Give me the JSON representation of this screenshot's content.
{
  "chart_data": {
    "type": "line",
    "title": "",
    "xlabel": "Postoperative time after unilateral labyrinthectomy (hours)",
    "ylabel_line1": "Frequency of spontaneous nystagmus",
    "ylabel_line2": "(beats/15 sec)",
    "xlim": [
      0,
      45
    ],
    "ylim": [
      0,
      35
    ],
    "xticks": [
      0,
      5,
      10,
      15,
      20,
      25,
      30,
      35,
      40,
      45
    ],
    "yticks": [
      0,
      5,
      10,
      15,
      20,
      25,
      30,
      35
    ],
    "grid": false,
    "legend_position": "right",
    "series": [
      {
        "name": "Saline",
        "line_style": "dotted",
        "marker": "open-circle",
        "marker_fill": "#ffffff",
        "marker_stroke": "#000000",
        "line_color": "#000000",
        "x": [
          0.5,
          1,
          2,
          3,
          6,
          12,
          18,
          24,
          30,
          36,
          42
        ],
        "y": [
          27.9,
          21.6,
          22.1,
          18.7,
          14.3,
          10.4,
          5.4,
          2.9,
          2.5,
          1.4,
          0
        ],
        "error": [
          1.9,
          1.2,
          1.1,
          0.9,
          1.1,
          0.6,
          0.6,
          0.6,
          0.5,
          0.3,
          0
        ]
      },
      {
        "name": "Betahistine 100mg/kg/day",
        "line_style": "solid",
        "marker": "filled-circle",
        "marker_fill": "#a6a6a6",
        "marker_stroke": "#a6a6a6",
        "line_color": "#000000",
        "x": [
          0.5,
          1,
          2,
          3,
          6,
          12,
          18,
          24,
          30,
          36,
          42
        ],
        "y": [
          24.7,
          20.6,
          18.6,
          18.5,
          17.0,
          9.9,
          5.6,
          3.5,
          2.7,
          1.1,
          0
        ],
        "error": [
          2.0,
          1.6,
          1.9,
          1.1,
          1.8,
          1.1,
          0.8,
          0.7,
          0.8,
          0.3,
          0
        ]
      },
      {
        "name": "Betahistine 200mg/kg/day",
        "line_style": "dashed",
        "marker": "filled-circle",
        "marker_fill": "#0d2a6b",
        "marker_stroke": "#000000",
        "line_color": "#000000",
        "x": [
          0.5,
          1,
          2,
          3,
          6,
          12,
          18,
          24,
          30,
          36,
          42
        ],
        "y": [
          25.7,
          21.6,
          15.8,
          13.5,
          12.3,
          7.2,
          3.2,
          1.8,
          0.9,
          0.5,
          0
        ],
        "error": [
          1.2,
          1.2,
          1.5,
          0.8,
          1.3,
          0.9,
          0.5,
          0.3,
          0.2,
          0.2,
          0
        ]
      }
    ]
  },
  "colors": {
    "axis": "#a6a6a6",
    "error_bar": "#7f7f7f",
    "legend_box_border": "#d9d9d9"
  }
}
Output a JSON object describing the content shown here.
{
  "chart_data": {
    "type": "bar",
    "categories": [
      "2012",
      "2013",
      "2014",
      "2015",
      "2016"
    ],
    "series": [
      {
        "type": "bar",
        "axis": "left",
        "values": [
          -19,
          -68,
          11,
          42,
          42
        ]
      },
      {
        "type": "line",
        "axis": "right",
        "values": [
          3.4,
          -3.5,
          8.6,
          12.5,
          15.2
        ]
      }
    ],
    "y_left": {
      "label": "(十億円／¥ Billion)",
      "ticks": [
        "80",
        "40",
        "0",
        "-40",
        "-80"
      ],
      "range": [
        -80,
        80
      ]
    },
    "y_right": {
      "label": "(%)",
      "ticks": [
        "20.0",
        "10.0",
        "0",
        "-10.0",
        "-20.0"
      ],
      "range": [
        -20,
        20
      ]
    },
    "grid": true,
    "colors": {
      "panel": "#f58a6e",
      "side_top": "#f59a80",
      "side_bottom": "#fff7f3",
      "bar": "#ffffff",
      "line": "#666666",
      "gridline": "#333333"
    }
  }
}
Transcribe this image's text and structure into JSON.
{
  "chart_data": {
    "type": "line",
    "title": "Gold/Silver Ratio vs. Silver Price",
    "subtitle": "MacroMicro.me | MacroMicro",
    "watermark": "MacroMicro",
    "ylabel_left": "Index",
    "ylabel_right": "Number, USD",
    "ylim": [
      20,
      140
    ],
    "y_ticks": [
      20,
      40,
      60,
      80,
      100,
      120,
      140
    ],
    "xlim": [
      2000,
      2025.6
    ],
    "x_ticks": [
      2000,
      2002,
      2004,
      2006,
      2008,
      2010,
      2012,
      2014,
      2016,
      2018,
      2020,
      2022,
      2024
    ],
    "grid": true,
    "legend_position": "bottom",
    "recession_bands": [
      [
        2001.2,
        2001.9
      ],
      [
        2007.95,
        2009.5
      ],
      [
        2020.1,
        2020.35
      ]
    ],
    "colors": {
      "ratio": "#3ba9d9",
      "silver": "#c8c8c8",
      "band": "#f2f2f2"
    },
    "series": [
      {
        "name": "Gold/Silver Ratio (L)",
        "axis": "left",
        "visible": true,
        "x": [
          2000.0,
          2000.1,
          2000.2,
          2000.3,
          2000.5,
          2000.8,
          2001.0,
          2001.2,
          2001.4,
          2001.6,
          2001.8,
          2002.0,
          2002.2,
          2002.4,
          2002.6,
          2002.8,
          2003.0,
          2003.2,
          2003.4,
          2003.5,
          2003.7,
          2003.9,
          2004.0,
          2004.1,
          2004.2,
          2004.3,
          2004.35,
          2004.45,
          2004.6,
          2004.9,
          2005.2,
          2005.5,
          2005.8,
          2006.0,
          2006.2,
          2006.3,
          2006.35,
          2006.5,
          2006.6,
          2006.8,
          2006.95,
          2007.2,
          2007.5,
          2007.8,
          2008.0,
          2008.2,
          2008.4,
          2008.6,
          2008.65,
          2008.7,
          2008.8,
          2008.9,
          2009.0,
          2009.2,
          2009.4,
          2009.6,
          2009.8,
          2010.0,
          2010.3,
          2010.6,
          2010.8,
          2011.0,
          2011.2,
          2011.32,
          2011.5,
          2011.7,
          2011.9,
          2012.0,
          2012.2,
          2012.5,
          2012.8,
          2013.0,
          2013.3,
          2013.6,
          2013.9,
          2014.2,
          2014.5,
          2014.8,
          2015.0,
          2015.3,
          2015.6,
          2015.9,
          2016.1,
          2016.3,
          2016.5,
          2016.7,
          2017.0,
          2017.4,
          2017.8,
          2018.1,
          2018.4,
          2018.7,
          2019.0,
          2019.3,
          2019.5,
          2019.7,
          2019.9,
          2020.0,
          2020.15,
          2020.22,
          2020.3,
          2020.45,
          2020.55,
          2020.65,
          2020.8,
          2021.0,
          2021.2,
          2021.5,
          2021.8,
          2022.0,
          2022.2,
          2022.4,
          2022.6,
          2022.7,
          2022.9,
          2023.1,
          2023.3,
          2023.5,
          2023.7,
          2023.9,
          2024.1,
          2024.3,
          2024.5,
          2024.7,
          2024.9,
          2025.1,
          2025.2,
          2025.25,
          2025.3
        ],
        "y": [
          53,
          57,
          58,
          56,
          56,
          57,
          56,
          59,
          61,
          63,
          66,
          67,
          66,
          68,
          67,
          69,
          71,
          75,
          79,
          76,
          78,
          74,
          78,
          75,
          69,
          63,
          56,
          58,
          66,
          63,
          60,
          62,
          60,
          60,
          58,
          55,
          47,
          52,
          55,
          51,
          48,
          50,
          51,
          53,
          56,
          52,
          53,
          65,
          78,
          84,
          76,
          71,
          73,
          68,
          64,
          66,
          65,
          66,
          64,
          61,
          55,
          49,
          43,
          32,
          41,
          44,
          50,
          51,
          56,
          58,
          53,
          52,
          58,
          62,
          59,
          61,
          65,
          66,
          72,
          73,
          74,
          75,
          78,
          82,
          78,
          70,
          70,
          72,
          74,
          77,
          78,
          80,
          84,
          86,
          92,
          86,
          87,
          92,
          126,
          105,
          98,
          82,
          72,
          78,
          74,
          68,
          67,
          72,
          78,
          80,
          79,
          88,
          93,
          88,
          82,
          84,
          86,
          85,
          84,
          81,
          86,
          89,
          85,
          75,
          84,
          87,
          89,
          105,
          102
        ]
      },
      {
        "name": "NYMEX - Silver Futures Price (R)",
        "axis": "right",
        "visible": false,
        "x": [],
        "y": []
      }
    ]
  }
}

** TASK GOAL **
Select every line where the word "Betahistine" occurs.

** FULL RESPONSE **
        "name": "Betahistine 100mg/kg/day",
        "name": "Betahistine 200mg/kg/day",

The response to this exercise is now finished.